[Saved entries]
☆ ☆ ☆ ☆
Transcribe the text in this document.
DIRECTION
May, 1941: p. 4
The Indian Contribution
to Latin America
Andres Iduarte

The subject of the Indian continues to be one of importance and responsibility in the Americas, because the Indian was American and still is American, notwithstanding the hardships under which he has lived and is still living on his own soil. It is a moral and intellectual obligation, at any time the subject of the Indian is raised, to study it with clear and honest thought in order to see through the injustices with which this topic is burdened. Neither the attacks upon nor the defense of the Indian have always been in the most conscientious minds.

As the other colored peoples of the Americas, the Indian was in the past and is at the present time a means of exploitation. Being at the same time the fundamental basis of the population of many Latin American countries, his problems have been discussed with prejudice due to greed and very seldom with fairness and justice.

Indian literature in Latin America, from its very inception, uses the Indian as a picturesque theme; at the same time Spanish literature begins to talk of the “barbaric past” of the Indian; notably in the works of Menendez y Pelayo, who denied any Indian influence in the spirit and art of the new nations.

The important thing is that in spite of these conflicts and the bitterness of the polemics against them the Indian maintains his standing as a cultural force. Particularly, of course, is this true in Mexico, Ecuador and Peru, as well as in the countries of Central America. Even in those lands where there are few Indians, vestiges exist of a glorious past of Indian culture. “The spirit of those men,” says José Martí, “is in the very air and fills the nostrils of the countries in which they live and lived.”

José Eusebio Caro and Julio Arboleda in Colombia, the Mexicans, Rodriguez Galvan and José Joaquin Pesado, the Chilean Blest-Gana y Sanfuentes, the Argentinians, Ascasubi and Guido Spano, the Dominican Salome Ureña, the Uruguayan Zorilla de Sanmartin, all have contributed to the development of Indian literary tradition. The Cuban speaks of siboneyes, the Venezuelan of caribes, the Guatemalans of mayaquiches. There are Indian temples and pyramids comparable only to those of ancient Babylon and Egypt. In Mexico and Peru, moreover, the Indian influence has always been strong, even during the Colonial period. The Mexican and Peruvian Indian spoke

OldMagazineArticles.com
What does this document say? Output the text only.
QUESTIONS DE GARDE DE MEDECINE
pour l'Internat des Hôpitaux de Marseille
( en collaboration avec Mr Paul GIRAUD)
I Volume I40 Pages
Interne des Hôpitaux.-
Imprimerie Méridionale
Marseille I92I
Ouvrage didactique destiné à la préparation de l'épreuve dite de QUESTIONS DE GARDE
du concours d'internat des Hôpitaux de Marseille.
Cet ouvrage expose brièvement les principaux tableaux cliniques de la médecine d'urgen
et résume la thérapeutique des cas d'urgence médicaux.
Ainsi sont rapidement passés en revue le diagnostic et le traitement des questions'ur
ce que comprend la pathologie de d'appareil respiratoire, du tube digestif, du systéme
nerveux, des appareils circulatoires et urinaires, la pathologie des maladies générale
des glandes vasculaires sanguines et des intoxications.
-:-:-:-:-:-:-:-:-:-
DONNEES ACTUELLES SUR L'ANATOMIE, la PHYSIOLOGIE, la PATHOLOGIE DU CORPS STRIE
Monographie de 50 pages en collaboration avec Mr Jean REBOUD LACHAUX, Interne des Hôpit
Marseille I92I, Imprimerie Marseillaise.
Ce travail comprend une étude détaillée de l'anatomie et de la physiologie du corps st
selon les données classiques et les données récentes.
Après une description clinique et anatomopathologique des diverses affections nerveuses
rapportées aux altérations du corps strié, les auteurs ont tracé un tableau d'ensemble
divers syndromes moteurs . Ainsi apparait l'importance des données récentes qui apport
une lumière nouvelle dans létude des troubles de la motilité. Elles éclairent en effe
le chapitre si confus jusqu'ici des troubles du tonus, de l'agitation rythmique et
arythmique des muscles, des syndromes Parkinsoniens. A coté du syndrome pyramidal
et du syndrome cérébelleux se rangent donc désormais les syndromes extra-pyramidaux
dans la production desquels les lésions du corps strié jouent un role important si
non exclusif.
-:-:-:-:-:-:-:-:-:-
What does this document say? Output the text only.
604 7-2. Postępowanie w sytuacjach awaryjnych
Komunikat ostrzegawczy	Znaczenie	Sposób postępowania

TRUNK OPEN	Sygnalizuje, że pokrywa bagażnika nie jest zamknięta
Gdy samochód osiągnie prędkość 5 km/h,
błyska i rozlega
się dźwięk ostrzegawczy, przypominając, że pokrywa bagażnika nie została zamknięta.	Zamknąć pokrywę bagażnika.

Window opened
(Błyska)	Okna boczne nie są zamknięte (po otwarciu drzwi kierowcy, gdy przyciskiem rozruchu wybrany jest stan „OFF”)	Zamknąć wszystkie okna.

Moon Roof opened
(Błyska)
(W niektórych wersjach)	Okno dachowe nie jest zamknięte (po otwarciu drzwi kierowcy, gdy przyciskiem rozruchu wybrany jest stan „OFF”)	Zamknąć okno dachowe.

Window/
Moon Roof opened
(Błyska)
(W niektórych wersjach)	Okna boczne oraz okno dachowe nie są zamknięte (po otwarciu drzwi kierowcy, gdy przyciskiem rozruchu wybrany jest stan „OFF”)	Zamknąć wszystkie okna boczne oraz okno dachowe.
☆ ☆ ☆ ☆
▶ [WORK TO COMPLETE]:
Word for word, extract all the records.

▶ [RESPONSE]:
Transcribe the text in this document.
DIRECTION
May, 1941: p. 4
The Indian Contribution
to Latin America
Andres Iduarte

The subject of the Indian continues to be one of importance and responsibility in the Americas, because the Indian was American and still is American, notwithstanding the hardships under which he has lived and is still living on his own soil. It is a moral and intellectual obligation, at any time the subject of the Indian is raised, to study it with clear and honest thought in order to see through the injustices with which this topic is burdened. Neither the attacks upon nor the defense of the Indian have always been in the most conscientious minds.

As the other colored peoples of the Americas, the Indian was in the past and is at the present time a means of exploitation. Being at the same time the fundamental basis of the population of many Latin American countries, his problems have been discussed with prejudice due to greed and very seldom with fairness and justice.

Indian literature in Latin America, from its very inception, uses the Indian as a picturesque theme; at the same time Spanish literature begins to talk of the “barbaric past” of the Indian; notably in the works of Menendez y Pelayo, who denied any Indian influence in the spirit and art of the new nations.

The important thing is that in spite of these conflicts and the bitterness of the polemics against them the Indian maintains his standing as a cultural force. Particularly, of course, is this true in Mexico, Ecuador and Peru, as well as in the countries of Central America. Even in those lands where there are few Indians, vestiges exist of a glorious past of Indian culture. “The spirit of those men,” says José Martí, “is in the very air and fills the nostrils of the countries in which they live and lived.”

José Eusebio Caro and Julio Arboleda in Colombia, the Mexicans, Rodriguez Galvan and José Joaquin Pesado, the Chilean Blest-Gana y Sanfuentes, the Argentinians, Ascasubi and Guido Spano, the Dominican Salome Ureña, the Uruguayan Zorilla de Sanmartin, all have contributed to the development of Indian literary tradition. The Cuban speaks of siboneyes, the Venezuelan of caribes, the Guatemalans of mayaquiches. There are Indian temples and pyramids comparable only to those of ancient Babylon and Egypt. In Mexico and Peru, moreover, the Indian influence has always been strong, even during the Colonial period. The Mexican and Peruvian Indian spoke

OldMagazineArticles.com
What does this document say? Output the text only.
QUESTIONS DE GARDE DE MEDECINE
pour l'Internat des Hôpitaux de Marseille
( en collaboration avec Mr Paul GIRAUD)
I Volume I40 Pages
Interne des Hôpitaux.-
Imprimerie Méridionale
Marseille I92I
Ouvrage didactique destiné à la préparation de l'épreuve dite de QUESTIONS DE GARDE
du concours d'internat des Hôpitaux de Marseille.
Cet ouvrage expose brièvement les principaux tableaux cliniques de la médecine d'urgen
et résume la thérapeutique des cas d'urgence médicaux.
Ainsi sont rapidement passés en revue le diagnostic et le traitement des questions'ur
ce que comprend la pathologie de d'appareil respiratoire, du tube digestif, du systéme
nerveux, des appareils circulatoires et urinaires, la pathologie des maladies générale
des glandes vasculaires sanguines et des intoxications.
-:-:-:-:-:-:-:-:-:-
DONNEES ACTUELLES SUR L'ANATOMIE, la PHYSIOLOGIE, la PATHOLOGIE DU CORPS STRIE
Monographie de 50 pages en collaboration avec Mr Jean REBOUD LACHAUX, Interne des Hôpit
Marseille I92I, Imprimerie Marseillaise.
Ce travail comprend une étude détaillée de l'anatomie et de la physiologie du corps st
selon les données classiques et les données récentes.
Après une description clinique et anatomopathologique des diverses affections nerveuses
rapportées aux altérations du corps strié, les auteurs ont tracé un tableau d'ensemble
divers syndromes moteurs . Ainsi apparait l'importance des données récentes qui apport
une lumière nouvelle dans létude des troubles de la motilité. Elles éclairent en effe
le chapitre si confus jusqu'ici des troubles du tonus, de l'agitation rythmique et
arythmique des muscles, des syndromes Parkinsoniens. A coté du syndrome pyramidal
et du syndrome cérébelleux se rangent donc désormais les syndromes extra-pyramidaux
dans la production desquels les lésions du corps strié jouent un role important si
non exclusif.
-:-:-:-:-:-:-:-:-:-
What does this document say? Output the text only.
604 7-2. Postępowanie w sytuacjach awaryjnych
Komunikat ostrzegawczy	Znaczenie	Sposób postępowania

TRUNK OPEN	Sygnalizuje, że pokrywa bagażnika nie jest zamknięta
Gdy samochód osiągnie prędkość 5 km/h,
błyska i rozlega
się dźwięk ostrzegawczy, przypominając, że pokrywa bagażnika nie została zamknięta.	Zamknąć pokrywę bagażnika.

Window opened
(Błyska)	Okna boczne nie są zamknięte (po otwarciu drzwi kierowcy, gdy przyciskiem rozruchu wybrany jest stan „OFF”)	Zamknąć wszystkie okna.

Moon Roof opened
(Błyska)
(W niektórych wersjach)	Okno dachowe nie jest zamknięte (po otwarciu drzwi kierowcy, gdy przyciskiem rozruchu wybrany jest stan „OFF”)	Zamknąć okno dachowe.

Window/
Moon Roof opened
(Błyska)
(W niektórych wersjach)	Okna boczne oraz okno dachowe nie są zamknięte (po otwarciu drzwi kierowcy, gdy przyciskiem rozruchu wybrany jest stan „OFF”)	Zamknąć wszystkie okna boczne oraz okno dachowe.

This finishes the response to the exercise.